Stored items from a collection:

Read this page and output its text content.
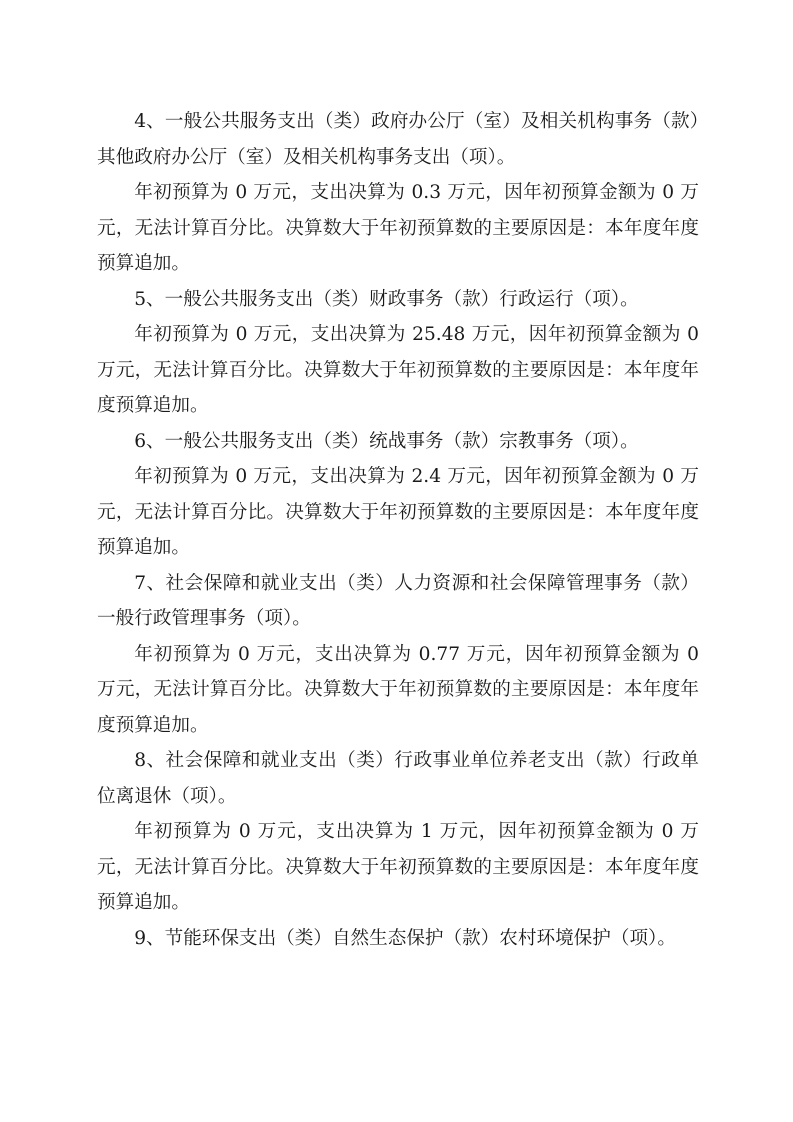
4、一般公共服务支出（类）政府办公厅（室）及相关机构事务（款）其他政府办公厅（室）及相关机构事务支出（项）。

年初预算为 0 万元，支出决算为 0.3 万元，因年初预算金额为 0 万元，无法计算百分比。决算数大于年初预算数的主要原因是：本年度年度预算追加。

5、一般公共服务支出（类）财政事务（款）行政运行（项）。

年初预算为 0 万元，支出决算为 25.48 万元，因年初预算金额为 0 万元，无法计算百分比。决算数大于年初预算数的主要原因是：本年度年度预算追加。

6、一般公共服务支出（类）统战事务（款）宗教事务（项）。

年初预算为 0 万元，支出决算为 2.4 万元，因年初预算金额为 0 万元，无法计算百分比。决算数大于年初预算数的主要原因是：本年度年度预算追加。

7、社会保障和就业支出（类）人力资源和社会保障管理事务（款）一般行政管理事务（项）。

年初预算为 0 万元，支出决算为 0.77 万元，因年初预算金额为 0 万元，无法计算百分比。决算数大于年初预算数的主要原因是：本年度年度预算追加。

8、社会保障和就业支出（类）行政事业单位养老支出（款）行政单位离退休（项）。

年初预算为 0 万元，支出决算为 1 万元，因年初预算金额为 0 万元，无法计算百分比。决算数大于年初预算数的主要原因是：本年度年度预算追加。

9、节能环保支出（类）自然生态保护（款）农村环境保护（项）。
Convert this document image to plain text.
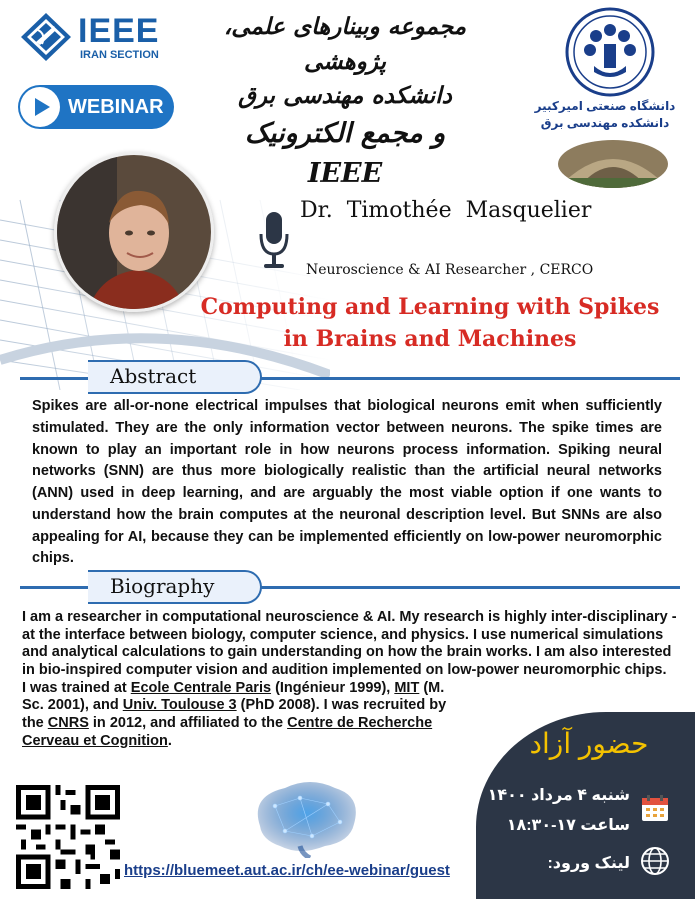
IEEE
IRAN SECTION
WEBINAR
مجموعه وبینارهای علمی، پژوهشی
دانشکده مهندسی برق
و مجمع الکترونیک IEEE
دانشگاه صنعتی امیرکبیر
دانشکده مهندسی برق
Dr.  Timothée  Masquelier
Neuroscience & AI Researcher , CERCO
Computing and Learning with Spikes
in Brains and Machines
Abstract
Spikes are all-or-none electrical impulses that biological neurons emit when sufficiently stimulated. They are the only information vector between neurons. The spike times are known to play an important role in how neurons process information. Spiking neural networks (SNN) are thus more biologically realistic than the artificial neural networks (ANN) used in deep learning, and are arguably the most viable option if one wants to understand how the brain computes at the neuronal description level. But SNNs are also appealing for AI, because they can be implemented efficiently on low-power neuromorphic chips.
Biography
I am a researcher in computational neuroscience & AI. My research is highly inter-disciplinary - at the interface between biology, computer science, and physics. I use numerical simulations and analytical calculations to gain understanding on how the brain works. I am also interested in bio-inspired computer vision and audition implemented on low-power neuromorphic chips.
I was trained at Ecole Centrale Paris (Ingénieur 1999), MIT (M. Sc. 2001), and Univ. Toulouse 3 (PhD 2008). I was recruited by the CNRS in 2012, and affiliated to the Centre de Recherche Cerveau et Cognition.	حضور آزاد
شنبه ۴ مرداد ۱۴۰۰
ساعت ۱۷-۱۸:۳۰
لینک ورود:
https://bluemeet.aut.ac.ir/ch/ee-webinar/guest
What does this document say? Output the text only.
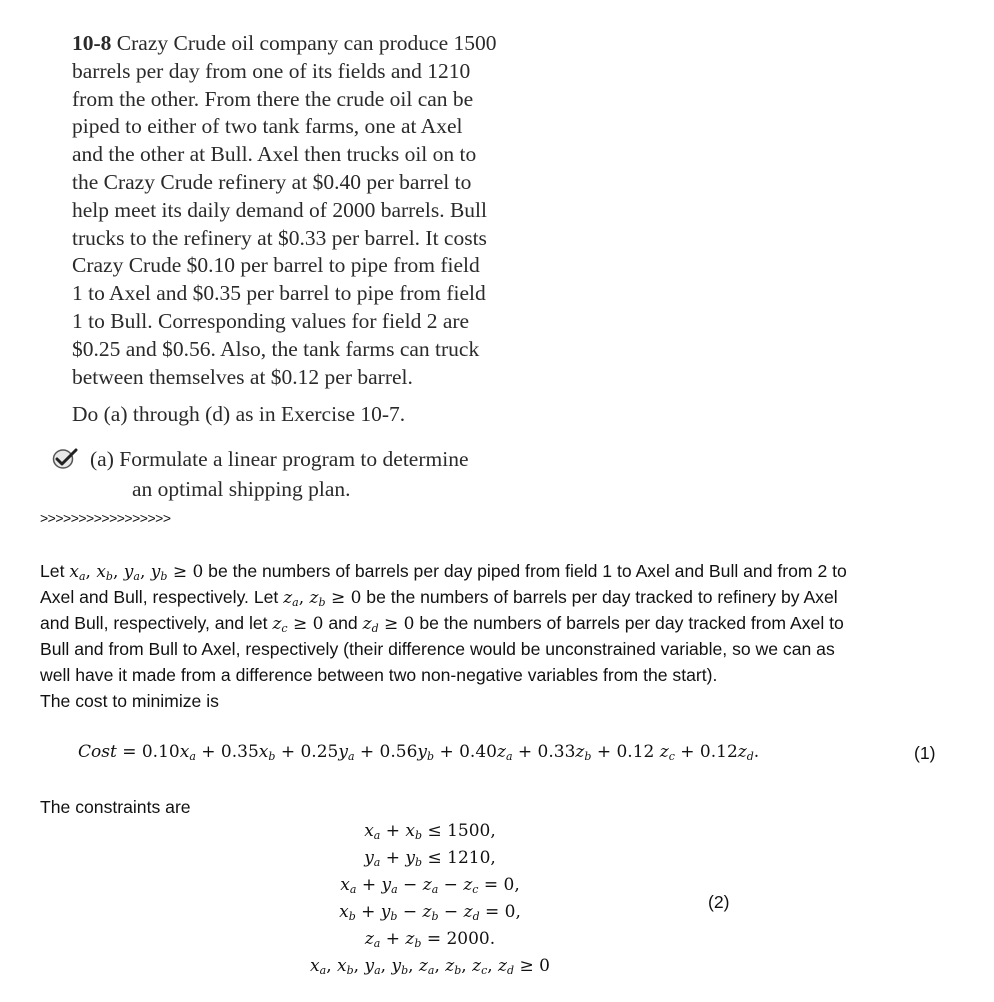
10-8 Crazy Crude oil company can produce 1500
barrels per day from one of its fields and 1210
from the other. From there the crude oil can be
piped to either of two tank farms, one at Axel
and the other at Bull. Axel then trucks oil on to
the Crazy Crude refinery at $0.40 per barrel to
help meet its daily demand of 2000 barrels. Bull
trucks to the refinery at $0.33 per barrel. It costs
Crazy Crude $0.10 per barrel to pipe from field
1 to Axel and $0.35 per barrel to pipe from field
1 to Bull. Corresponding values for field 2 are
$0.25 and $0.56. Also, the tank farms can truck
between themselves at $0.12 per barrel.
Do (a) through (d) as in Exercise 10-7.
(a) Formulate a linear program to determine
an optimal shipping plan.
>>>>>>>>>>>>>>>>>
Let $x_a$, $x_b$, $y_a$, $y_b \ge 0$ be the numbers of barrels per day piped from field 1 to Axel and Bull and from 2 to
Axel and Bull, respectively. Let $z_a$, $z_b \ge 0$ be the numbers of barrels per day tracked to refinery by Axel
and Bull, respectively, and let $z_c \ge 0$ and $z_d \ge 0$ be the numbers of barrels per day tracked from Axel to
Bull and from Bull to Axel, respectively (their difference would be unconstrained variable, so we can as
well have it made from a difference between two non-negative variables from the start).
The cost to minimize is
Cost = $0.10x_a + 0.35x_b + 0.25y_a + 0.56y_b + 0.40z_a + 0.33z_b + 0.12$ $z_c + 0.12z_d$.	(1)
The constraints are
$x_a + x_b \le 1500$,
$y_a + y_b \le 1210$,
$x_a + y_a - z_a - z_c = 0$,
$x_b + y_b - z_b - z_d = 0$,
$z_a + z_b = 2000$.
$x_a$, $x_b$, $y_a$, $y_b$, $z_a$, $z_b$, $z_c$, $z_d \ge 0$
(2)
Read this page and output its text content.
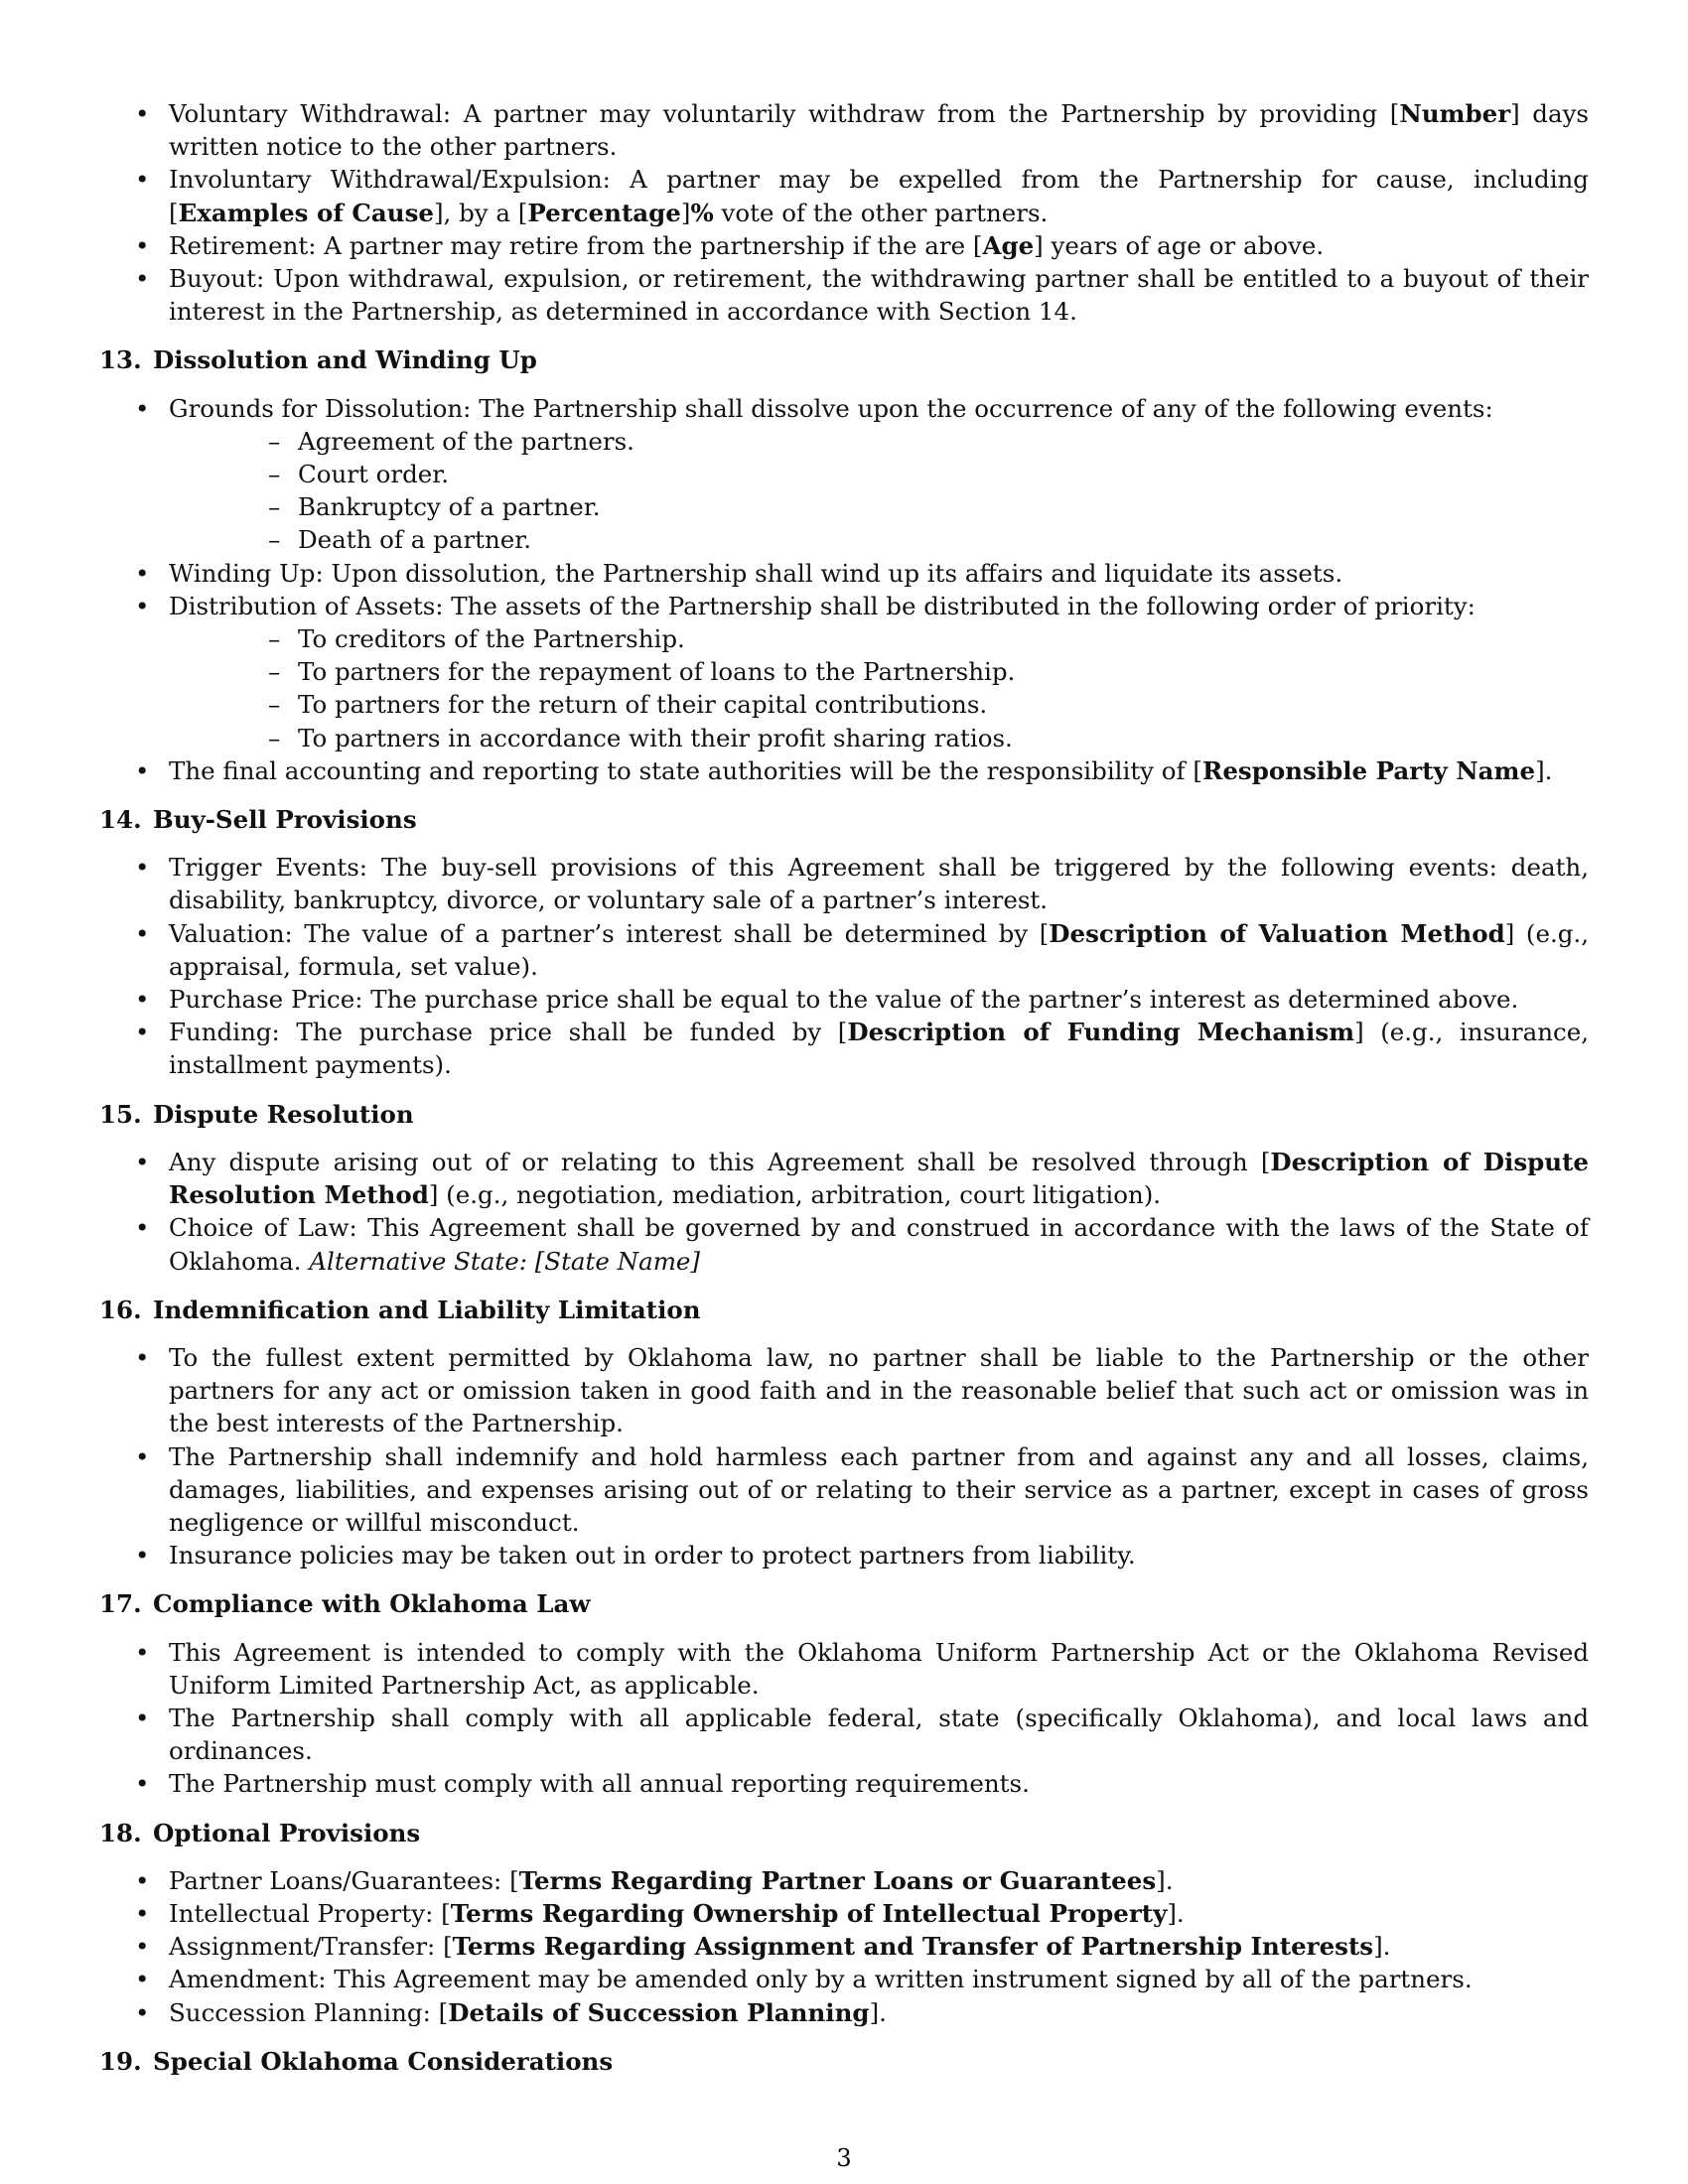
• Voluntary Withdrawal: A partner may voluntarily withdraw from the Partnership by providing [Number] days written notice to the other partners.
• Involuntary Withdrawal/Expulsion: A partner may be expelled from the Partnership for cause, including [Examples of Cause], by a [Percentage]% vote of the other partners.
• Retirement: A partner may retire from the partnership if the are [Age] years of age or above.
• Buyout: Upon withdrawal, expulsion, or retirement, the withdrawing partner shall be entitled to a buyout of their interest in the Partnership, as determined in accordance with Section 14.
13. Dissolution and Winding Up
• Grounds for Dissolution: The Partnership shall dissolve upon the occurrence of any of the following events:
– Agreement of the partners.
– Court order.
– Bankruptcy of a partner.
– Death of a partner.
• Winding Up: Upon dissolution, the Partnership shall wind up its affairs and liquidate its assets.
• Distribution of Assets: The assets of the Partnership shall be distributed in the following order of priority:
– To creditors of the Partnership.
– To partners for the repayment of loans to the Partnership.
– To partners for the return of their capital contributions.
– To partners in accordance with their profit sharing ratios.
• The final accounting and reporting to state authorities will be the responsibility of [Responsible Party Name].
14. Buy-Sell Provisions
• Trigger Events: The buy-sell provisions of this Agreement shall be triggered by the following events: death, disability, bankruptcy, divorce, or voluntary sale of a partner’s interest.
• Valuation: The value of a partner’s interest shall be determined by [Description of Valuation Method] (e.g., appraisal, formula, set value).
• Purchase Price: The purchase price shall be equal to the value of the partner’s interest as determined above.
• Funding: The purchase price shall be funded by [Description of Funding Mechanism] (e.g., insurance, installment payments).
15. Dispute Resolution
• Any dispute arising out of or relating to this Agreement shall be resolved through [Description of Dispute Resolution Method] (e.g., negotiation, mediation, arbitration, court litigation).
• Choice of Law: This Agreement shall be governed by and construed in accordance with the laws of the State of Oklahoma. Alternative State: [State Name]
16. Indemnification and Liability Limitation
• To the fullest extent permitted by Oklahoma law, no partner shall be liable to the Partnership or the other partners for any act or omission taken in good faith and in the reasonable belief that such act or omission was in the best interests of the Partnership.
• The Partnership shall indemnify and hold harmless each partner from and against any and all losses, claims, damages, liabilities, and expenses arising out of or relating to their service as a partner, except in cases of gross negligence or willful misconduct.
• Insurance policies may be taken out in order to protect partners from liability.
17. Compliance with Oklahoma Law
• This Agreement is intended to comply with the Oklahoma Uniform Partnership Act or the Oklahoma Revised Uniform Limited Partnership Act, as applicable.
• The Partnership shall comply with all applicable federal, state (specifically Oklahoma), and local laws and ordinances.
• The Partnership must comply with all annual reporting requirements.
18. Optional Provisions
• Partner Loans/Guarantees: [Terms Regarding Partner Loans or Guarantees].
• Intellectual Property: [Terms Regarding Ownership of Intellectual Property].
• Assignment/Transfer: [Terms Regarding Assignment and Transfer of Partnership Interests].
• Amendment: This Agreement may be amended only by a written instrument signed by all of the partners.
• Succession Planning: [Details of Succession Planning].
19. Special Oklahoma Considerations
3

■ Exercise directions
Identify every line above with the string "refinery" in it. Copy those lines.

■ Written response
the Crazy Crude refinery at $0.40 per barrel to
trucks to the refinery at $0.33 per barrel. It costs
Axel and Bull, respectively. Let $z_a$, $z_b \ge 0$ be the numbers of barrels per day tracked to refinery by Axel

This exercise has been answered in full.